### What the task asks:
Pictures do not belong in the copy; quote every entry below exactly.

### Data provided:
▼
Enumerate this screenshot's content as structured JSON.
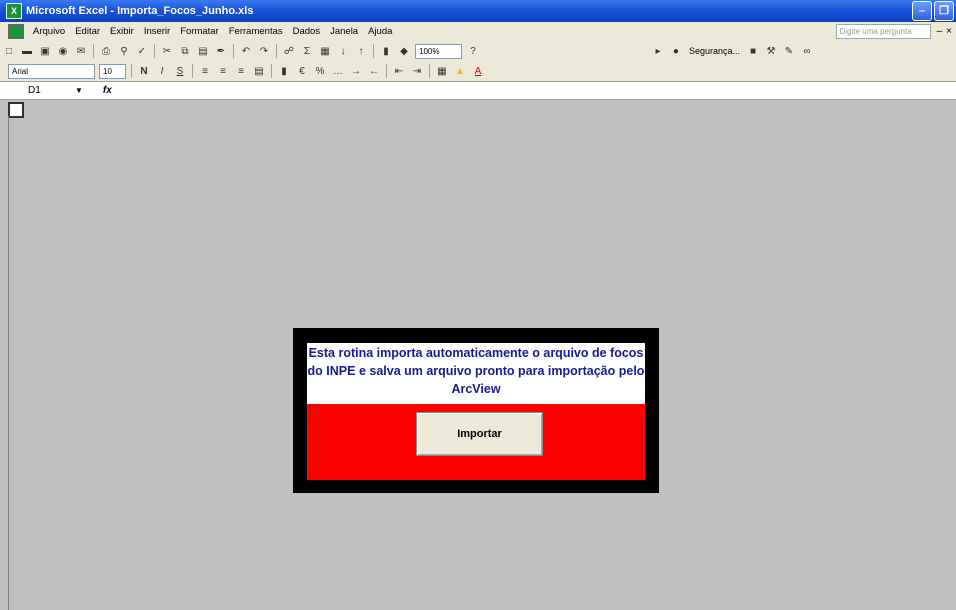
{
  "window": {
    "title": "Microsoft Excel - Importa_Focos_Junho.xls",
    "app_icon_label": "X"
  },
  "menu": {
    "items": [
      "Arquivo",
      "Editar",
      "Exibir",
      "Inserir",
      "Formatar",
      "Ferramentas",
      "Dados",
      "Janela",
      "Ajuda"
    ],
    "help_placeholder": "Digite uma pergunta"
  },
  "toolbar": {
    "zoom": "100%",
    "security_label": "Segurança..."
  },
  "format_toolbar": {
    "font": "Arial",
    "font_size": "10",
    "bold": "N",
    "italic": "I",
    "underline": "S"
  },
  "formula_bar": {
    "cell_ref": "D1",
    "fx_label": "fx"
  },
  "form": {
    "message": "Esta rotina importa automaticamente o arquivo de focos do INPE e salva um arquivo pronto para importação pelo ArcView",
    "button_label": "Importar"
  },
  "colors": {
    "background": "#c0c0c0",
    "panel_border": "#000000",
    "button_area": "#ff0000",
    "message_text": "#1a1a8a"
  }
}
▲
### Task output:
Enumerate this screenshot's content as structured JSON.
{
  "window": {
    "title": "Microsoft Excel - Importa_Focos_Junho.xls",
    "app_icon_label": "X"
  },
  "menu": {
    "items": [
      "Arquivo",
      "Editar",
      "Exibir",
      "Inserir",
      "Formatar",
      "Ferramentas",
      "Dados",
      "Janela",
      "Ajuda"
    ],
    "help_placeholder": "Digite uma pergunta"
  },
  "toolbar": {
    "zoom": "100%",
    "security_label": "Segurança..."
  },
  "format_toolbar": {
    "font": "Arial",
    "font_size": "10",
    "bold": "N",
    "italic": "I",
    "underline": "S"
  },
  "formula_bar": {
    "cell_ref": "D1",
    "fx_label": "fx"
  },
  "form": {
    "message": "Esta rotina importa automaticamente o arquivo de focos do INPE e salva um arquivo pronto para importação pelo ArcView",
    "button_label": "Importar"
  },
  "colors": {
    "background": "#c0c0c0",
    "panel_border": "#000000",
    "button_area": "#ff0000",
    "message_text": "#1a1a8a"
  }
}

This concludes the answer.